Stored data
•••

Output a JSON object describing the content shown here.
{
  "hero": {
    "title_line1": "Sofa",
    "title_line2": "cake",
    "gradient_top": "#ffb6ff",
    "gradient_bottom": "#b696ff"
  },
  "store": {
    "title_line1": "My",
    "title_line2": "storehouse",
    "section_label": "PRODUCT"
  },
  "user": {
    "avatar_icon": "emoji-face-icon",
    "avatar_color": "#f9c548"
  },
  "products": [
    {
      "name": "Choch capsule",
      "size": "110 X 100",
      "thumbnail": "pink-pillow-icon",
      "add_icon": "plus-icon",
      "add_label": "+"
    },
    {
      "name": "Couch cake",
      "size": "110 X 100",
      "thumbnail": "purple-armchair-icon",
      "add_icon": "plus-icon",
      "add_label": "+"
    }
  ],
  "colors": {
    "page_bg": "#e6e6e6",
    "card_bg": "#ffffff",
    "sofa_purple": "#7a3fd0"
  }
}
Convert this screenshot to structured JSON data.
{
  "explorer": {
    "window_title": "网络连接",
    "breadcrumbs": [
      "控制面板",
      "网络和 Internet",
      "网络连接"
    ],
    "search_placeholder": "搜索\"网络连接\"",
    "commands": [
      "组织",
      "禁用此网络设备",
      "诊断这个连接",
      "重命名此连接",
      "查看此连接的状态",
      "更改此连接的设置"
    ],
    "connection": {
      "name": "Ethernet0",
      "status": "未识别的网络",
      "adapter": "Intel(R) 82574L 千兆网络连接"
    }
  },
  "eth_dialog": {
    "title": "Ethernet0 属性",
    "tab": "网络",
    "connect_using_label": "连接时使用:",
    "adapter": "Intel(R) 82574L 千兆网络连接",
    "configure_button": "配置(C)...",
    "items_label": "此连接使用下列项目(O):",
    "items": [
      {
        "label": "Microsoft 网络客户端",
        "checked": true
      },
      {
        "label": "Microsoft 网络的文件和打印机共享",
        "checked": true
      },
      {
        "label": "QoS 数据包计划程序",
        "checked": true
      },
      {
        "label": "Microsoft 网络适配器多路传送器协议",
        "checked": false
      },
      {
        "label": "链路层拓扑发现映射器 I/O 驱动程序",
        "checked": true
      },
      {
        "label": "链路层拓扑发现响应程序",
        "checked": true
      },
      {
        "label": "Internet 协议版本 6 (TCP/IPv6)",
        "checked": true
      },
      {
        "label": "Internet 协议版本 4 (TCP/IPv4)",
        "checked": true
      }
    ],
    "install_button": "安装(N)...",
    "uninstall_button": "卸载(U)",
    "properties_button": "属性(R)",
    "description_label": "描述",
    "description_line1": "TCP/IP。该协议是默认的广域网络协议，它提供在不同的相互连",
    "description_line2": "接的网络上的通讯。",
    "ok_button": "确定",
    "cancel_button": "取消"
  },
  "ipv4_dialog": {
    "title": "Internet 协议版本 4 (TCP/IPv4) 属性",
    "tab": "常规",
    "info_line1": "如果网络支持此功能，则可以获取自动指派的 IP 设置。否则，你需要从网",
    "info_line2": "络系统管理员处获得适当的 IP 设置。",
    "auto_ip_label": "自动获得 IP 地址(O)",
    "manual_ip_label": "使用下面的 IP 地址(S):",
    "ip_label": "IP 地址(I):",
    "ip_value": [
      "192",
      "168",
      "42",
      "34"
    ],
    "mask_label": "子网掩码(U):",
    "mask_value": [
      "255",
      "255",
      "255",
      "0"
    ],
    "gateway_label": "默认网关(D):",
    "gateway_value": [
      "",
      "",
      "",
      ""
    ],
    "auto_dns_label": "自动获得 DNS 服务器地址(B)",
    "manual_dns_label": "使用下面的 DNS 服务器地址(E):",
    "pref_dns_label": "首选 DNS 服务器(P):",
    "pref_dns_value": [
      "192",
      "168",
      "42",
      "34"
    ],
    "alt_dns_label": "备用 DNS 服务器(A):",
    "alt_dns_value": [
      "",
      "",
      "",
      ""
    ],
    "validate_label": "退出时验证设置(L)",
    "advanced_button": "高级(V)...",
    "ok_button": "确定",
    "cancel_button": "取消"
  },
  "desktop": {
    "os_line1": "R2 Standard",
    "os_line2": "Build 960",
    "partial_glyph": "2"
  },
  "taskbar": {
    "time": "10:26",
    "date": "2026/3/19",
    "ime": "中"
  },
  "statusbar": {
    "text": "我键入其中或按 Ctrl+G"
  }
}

•••

Go through the material above line by line and copy it exactly.

Output a JSON object describing the content shown here.
{
  "hero": {
    "title_line1": "Sofa",
    "title_line2": "cake",
    "gradient_top": "#ffb6ff",
    "gradient_bottom": "#b696ff"
  },
  "store": {
    "title_line1": "My",
    "title_line2": "storehouse",
    "section_label": "PRODUCT"
  },
  "user": {
    "avatar_icon": "emoji-face-icon",
    "avatar_color": "#f9c548"
  },
  "products": [
    {
      "name": "Choch capsule",
      "size": "110 X 100",
      "thumbnail": "pink-pillow-icon",
      "add_icon": "plus-icon",
      "add_label": "+"
    },
    {
      "name": "Couch cake",
      "size": "110 X 100",
      "thumbnail": "purple-armchair-icon",
      "add_icon": "plus-icon",
      "add_label": "+"
    }
  ],
  "colors": {
    "page_bg": "#e6e6e6",
    "card_bg": "#ffffff",
    "sofa_purple": "#7a3fd0"
  }
}
Convert this screenshot to structured JSON data.
{
  "explorer": {
    "window_title": "网络连接",
    "breadcrumbs": [
      "控制面板",
      "网络和 Internet",
      "网络连接"
    ],
    "search_placeholder": "搜索\"网络连接\"",
    "commands": [
      "组织",
      "禁用此网络设备",
      "诊断这个连接",
      "重命名此连接",
      "查看此连接的状态",
      "更改此连接的设置"
    ],
    "connection": {
      "name": "Ethernet0",
      "status": "未识别的网络",
      "adapter": "Intel(R) 82574L 千兆网络连接"
    }
  },
  "eth_dialog": {
    "title": "Ethernet0 属性",
    "tab": "网络",
    "connect_using_label": "连接时使用:",
    "adapter": "Intel(R) 82574L 千兆网络连接",
    "configure_button": "配置(C)...",
    "items_label": "此连接使用下列项目(O):",
    "items": [
      {
        "label": "Microsoft 网络客户端",
        "checked": true
      },
      {
        "label": "Microsoft 网络的文件和打印机共享",
        "checked": true
      },
      {
        "label": "QoS 数据包计划程序",
        "checked": true
      },
      {
        "label": "Microsoft 网络适配器多路传送器协议",
        "checked": false
      },
      {
        "label": "链路层拓扑发现映射器 I/O 驱动程序",
        "checked": true
      },
      {
        "label": "链路层拓扑发现响应程序",
        "checked": true
      },
      {
        "label": "Internet 协议版本 6 (TCP/IPv6)",
        "checked": true
      },
      {
        "label": "Internet 协议版本 4 (TCP/IPv4)",
        "checked": true
      }
    ],
    "install_button": "安装(N)...",
    "uninstall_button": "卸载(U)",
    "properties_button": "属性(R)",
    "description_label": "描述",
    "description_line1": "TCP/IP。该协议是默认的广域网络协议，它提供在不同的相互连",
    "description_line2": "接的网络上的通讯。",
    "ok_button": "确定",
    "cancel_button": "取消"
  },
  "ipv4_dialog": {
    "title": "Internet 协议版本 4 (TCP/IPv4) 属性",
    "tab": "常规",
    "info_line1": "如果网络支持此功能，则可以获取自动指派的 IP 设置。否则，你需要从网",
    "info_line2": "络系统管理员处获得适当的 IP 设置。",
    "auto_ip_label": "自动获得 IP 地址(O)",
    "manual_ip_label": "使用下面的 IP 地址(S):",
    "ip_label": "IP 地址(I):",
    "ip_value": [
      "192",
      "168",
      "42",
      "34"
    ],
    "mask_label": "子网掩码(U):",
    "mask_value": [
      "255",
      "255",
      "255",
      "0"
    ],
    "gateway_label": "默认网关(D):",
    "gateway_value": [
      "",
      "",
      "",
      ""
    ],
    "auto_dns_label": "自动获得 DNS 服务器地址(B)",
    "manual_dns_label": "使用下面的 DNS 服务器地址(E):",
    "pref_dns_label": "首选 DNS 服务器(P):",
    "pref_dns_value": [
      "192",
      "168",
      "42",
      "34"
    ],
    "alt_dns_label": "备用 DNS 服务器(A):",
    "alt_dns_value": [
      "",
      "",
      "",
      ""
    ],
    "validate_label": "退出时验证设置(L)",
    "advanced_button": "高级(V)...",
    "ok_button": "确定",
    "cancel_button": "取消"
  },
  "desktop": {
    "os_line1": "R2 Standard",
    "os_line2": "Build 960",
    "partial_glyph": "2"
  },
  "taskbar": {
    "time": "10:26",
    "date": "2026/3/19",
    "ime": "中"
  },
  "statusbar": {
    "text": "我键入其中或按 Ctrl+G"
  }
}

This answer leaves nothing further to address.